## START

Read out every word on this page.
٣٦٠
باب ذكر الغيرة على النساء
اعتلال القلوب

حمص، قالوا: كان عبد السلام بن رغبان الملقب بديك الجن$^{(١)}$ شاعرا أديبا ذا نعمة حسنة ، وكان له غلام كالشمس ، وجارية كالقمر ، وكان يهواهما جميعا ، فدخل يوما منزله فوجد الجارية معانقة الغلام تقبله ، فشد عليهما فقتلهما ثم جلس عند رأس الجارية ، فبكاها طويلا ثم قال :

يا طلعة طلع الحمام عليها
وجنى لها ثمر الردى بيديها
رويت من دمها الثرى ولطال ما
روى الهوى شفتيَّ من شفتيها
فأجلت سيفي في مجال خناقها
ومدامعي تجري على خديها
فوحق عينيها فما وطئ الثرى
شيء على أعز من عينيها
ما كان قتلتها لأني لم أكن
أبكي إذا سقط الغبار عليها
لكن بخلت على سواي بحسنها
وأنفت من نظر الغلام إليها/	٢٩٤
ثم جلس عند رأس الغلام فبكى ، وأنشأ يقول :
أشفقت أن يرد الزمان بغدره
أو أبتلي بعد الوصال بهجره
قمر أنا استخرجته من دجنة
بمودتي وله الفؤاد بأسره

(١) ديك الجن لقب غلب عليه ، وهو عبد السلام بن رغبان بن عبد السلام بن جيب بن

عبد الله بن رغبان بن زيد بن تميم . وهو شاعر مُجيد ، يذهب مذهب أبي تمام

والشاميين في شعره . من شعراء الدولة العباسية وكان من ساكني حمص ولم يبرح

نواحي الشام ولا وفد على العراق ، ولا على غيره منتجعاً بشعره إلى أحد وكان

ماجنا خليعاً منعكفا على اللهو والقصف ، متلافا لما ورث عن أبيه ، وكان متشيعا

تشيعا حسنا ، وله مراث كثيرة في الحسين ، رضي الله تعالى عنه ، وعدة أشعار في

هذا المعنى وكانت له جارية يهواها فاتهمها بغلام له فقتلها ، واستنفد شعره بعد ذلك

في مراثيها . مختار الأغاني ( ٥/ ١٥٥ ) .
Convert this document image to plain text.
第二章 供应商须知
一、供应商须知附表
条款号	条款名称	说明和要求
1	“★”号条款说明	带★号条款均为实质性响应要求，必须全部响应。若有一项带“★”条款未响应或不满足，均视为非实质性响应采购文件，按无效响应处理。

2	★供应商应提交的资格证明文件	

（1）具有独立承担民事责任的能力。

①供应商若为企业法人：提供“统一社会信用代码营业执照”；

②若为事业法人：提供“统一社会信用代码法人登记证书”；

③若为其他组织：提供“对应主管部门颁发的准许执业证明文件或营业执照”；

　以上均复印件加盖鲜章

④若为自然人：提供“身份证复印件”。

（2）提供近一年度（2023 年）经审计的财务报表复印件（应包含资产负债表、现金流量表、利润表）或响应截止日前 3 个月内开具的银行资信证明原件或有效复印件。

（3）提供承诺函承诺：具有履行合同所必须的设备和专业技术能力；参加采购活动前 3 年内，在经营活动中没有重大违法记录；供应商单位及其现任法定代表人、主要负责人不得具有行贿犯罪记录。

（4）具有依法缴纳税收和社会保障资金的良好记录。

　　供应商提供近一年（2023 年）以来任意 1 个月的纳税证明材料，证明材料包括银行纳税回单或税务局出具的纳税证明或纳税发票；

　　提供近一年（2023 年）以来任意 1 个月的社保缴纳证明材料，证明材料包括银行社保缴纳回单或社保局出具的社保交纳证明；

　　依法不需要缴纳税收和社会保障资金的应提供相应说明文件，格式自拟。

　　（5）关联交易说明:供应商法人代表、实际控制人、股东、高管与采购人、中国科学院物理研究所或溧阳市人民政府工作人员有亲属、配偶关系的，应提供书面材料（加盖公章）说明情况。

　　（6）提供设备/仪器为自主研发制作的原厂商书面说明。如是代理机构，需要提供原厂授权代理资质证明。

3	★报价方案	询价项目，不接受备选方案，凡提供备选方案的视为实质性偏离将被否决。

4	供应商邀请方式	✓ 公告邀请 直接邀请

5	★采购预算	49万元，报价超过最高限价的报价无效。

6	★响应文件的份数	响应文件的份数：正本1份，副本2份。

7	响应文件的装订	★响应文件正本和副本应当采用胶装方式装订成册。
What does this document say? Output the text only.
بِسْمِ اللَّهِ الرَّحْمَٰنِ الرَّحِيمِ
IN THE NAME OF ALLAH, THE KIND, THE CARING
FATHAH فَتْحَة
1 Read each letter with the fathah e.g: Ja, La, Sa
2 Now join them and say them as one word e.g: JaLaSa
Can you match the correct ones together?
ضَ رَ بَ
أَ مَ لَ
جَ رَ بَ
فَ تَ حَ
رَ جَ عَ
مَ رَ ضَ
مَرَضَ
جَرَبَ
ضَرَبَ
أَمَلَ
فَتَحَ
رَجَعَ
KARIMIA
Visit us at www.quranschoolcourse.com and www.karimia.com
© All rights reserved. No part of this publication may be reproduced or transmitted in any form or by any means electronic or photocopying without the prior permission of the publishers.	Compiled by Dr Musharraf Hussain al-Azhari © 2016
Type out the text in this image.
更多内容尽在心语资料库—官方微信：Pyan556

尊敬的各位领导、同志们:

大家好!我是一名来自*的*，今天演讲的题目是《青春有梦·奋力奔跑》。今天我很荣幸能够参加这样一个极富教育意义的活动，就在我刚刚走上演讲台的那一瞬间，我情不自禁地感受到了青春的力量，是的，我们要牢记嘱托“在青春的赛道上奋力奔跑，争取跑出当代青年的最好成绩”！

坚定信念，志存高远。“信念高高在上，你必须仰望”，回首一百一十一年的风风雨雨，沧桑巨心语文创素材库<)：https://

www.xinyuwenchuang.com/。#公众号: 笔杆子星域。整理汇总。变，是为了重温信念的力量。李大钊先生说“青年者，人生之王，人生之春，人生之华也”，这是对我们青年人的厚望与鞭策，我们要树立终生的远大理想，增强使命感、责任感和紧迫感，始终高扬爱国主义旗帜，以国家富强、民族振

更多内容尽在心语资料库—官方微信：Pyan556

## END

Collect, from the material above, every line containing the word "document".

:: Exercise answer ::
Convert this document image to plain text.
What does this document say? Output the text only.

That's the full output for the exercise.